■ AIM OF THE TASK:
Look through the data below. Collect every line where the word "Virology" occurs.

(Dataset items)
Start of Block
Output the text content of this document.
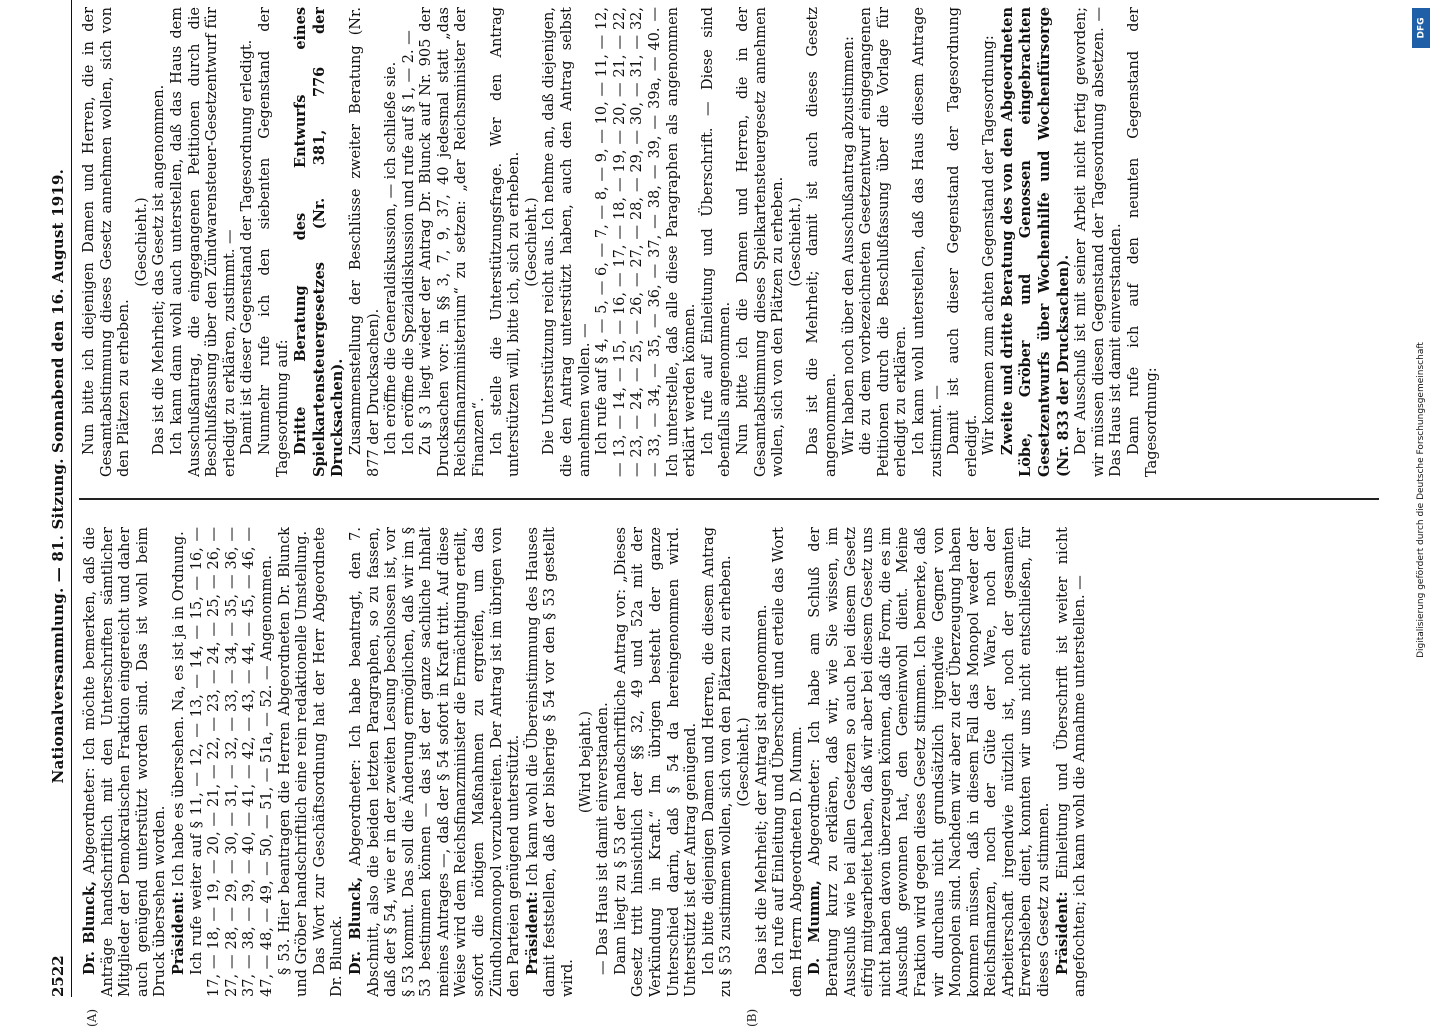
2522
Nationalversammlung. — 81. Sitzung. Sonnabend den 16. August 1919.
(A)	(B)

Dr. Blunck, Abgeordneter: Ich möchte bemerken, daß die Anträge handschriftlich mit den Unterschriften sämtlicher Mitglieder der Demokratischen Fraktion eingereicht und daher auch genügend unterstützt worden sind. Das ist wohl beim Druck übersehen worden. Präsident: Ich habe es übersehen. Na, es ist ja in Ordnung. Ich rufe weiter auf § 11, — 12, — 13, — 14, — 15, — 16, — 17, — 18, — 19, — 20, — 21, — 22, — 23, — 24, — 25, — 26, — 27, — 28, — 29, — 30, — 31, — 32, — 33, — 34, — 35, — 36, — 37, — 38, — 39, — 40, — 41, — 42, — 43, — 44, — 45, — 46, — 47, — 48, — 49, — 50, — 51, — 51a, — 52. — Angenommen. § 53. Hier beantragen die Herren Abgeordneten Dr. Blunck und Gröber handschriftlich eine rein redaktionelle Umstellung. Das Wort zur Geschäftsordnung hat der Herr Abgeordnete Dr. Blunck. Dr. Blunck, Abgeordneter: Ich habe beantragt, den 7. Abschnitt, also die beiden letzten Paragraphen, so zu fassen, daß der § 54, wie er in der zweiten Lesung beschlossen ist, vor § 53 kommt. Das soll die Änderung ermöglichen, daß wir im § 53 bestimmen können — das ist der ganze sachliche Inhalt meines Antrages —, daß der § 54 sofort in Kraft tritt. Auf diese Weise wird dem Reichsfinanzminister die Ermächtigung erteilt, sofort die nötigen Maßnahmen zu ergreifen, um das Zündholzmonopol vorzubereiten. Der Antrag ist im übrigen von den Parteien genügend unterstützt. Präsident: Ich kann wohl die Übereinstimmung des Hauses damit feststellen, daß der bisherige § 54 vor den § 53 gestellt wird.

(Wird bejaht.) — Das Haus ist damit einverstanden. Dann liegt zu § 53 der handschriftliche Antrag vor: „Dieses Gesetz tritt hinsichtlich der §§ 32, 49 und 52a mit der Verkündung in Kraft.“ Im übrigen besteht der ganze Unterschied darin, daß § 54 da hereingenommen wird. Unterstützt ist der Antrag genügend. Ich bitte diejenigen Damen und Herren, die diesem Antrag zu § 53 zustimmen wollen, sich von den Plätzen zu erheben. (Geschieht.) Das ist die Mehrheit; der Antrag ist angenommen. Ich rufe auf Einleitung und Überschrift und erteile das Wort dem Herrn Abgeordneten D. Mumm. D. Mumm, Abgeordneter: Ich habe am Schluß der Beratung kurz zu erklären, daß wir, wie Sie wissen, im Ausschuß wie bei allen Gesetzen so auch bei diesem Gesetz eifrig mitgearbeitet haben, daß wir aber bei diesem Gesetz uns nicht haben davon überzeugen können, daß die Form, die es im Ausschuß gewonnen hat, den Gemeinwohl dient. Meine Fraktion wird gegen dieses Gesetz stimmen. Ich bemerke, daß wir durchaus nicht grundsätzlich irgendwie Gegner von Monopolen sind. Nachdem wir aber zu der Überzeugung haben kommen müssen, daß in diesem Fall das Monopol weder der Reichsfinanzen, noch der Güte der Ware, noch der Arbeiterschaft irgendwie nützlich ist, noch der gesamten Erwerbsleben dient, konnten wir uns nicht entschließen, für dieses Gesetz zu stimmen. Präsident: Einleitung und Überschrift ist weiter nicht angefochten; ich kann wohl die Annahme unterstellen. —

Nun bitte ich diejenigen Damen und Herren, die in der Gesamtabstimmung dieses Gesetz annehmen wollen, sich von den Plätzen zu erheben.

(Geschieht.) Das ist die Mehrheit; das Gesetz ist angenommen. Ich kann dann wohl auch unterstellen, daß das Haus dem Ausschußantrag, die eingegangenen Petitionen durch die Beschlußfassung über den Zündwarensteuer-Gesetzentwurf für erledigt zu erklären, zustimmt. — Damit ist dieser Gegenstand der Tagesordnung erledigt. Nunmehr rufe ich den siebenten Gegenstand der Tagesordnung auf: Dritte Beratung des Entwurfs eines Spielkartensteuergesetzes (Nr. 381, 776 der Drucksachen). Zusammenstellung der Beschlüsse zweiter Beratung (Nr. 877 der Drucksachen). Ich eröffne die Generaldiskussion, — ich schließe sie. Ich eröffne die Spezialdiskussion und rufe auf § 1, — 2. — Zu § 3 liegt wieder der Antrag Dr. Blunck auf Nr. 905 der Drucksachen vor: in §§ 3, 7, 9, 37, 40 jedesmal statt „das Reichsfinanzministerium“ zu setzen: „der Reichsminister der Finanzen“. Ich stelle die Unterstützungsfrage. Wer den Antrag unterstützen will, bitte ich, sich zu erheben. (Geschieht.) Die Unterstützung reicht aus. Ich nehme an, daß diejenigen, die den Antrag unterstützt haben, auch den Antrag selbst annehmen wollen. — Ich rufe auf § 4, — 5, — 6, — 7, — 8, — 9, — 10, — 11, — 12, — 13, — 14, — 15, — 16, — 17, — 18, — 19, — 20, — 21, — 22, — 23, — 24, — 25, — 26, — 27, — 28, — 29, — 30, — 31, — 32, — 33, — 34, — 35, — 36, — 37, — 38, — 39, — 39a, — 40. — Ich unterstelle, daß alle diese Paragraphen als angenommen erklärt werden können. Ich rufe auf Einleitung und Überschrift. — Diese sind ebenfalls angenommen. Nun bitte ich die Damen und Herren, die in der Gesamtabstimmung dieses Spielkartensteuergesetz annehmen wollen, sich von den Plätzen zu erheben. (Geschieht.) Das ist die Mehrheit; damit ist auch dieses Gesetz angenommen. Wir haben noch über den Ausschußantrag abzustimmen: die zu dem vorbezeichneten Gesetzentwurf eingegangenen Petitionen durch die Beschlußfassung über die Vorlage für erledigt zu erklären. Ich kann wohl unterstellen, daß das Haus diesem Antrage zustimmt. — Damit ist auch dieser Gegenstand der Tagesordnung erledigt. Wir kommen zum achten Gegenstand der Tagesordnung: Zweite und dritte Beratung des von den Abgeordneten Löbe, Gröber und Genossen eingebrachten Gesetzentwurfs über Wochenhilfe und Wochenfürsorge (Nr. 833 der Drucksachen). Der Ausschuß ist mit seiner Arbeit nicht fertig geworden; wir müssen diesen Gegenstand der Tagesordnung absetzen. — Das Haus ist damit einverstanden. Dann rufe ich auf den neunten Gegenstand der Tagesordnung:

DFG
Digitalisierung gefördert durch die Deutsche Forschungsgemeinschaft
End of Block
Start of Block
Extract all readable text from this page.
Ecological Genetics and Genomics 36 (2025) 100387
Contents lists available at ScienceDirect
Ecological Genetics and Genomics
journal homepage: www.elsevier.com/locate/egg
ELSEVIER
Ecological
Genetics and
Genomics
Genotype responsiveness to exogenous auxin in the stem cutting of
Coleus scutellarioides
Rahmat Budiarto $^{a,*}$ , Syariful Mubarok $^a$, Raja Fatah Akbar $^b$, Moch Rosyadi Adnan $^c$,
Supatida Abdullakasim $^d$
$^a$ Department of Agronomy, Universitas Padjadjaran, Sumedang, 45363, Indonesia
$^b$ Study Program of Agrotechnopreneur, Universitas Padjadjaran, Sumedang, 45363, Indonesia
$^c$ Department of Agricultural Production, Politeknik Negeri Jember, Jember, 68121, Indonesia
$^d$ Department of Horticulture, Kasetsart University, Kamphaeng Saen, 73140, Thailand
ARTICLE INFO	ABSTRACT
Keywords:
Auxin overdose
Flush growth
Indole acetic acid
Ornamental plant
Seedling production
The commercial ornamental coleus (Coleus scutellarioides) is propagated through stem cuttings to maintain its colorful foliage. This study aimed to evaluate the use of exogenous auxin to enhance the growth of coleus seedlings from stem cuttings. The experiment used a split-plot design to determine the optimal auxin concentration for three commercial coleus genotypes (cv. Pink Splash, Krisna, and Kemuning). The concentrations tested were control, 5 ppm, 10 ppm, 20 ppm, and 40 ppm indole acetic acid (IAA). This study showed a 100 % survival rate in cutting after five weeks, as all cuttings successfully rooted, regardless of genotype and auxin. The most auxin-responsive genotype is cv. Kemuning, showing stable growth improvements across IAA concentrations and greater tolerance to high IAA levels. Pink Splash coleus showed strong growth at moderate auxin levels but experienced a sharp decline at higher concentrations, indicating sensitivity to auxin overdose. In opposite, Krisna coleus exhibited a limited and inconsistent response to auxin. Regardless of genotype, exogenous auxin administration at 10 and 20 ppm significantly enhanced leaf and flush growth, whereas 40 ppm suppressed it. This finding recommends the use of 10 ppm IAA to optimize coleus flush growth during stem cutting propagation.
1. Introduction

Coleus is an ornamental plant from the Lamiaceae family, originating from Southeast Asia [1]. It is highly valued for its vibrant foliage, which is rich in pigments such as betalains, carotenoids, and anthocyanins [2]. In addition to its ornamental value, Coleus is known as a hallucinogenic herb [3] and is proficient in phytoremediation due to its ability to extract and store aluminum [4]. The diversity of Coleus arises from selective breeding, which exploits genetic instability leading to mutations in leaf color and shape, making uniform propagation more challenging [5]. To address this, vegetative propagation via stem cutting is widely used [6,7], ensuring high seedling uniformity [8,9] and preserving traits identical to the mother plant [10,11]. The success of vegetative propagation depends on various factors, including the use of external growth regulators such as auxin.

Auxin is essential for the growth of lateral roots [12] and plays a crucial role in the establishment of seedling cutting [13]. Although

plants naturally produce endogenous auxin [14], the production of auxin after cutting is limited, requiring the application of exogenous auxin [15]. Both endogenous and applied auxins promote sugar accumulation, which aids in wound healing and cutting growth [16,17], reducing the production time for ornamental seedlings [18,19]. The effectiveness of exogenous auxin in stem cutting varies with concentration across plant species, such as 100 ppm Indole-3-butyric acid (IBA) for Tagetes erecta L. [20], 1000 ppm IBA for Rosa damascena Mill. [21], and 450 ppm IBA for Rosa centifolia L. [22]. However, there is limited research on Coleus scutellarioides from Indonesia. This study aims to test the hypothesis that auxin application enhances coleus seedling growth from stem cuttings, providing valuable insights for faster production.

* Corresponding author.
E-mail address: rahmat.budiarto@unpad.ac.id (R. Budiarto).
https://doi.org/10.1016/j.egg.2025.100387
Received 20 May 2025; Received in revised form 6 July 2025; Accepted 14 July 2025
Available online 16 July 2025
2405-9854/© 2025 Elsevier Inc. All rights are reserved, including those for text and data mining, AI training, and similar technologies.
End of Block
Start of Block
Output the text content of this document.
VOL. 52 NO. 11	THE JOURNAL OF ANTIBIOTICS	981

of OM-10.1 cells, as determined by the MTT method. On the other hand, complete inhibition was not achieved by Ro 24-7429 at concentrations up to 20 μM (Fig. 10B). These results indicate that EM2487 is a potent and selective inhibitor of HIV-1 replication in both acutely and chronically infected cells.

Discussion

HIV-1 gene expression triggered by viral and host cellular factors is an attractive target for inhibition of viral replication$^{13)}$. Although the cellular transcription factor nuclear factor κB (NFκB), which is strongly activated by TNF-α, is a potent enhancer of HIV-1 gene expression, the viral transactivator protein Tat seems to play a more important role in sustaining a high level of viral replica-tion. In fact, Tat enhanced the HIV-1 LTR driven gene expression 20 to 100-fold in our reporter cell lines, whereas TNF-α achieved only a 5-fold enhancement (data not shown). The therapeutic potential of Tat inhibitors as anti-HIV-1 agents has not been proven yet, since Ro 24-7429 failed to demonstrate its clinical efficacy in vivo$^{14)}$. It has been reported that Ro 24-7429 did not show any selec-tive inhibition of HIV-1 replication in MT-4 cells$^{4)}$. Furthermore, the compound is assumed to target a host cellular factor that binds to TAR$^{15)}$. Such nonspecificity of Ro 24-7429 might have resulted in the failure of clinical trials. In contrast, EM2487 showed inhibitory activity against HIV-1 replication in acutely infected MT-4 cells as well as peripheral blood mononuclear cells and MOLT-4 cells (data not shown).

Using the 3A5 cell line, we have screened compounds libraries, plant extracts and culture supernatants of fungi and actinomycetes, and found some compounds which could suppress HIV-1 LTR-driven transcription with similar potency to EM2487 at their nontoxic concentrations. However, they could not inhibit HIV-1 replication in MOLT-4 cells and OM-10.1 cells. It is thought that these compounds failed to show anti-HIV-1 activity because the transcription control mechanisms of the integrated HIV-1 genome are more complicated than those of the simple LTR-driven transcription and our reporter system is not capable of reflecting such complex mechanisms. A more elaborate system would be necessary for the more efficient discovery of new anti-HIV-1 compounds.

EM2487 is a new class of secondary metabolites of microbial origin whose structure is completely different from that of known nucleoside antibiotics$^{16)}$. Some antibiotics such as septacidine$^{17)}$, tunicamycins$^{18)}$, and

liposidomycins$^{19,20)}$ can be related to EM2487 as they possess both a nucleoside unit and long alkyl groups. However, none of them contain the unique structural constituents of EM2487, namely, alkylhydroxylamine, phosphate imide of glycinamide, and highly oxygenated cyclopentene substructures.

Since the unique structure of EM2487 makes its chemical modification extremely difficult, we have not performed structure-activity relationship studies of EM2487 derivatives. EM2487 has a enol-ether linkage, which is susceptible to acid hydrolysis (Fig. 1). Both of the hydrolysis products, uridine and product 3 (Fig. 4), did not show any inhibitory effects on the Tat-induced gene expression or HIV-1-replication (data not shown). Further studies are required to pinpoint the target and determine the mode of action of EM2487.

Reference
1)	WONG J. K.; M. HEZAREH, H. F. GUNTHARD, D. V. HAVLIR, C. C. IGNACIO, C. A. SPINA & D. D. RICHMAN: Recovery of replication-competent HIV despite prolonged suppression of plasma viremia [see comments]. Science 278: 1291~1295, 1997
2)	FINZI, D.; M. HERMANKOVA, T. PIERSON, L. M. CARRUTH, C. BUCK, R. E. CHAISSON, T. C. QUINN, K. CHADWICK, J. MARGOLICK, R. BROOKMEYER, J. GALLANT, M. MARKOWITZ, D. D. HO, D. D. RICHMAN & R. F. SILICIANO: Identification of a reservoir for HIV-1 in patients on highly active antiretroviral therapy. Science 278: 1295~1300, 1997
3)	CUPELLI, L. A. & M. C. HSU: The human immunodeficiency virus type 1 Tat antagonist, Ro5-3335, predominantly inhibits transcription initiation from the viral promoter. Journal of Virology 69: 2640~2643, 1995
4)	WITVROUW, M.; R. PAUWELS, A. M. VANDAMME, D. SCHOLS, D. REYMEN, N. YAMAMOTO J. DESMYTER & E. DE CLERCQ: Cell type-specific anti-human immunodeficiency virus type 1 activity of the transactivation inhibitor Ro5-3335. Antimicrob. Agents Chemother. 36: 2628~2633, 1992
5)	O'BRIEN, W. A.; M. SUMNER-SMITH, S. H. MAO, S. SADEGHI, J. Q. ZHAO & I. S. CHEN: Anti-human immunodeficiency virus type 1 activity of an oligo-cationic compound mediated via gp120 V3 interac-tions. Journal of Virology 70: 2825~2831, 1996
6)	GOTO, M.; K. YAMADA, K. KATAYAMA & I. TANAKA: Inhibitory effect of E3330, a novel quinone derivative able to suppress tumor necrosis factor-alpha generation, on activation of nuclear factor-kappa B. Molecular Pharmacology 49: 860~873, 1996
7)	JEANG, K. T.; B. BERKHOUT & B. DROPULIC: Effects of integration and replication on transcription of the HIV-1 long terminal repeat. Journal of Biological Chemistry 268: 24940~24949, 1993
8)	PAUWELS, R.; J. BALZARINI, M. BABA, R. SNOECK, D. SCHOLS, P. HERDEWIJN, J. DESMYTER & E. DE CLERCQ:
End of Block
■ SOLUTION FOR THIS PROBLEM:
3)	CUPELLI, L. A. & M. C. HSU: The human immunodeficiency virus type 1 Tat antagonist, Ro5-3335, predominantly inhibits transcription initiation from the viral promoter. Journal of Virology 69: 2640~2643, 1995
5)	O'BRIEN, W. A.; M. SUMNER-SMITH, S. H. MAO, S. SADEGHI, J. Q. ZHAO & I. S. CHEN: Anti-human immunodeficiency virus type 1 activity of an oligo-cationic compound mediated via gp120 V3 interac-tions. Journal of Virology 70: 2825~2831, 1996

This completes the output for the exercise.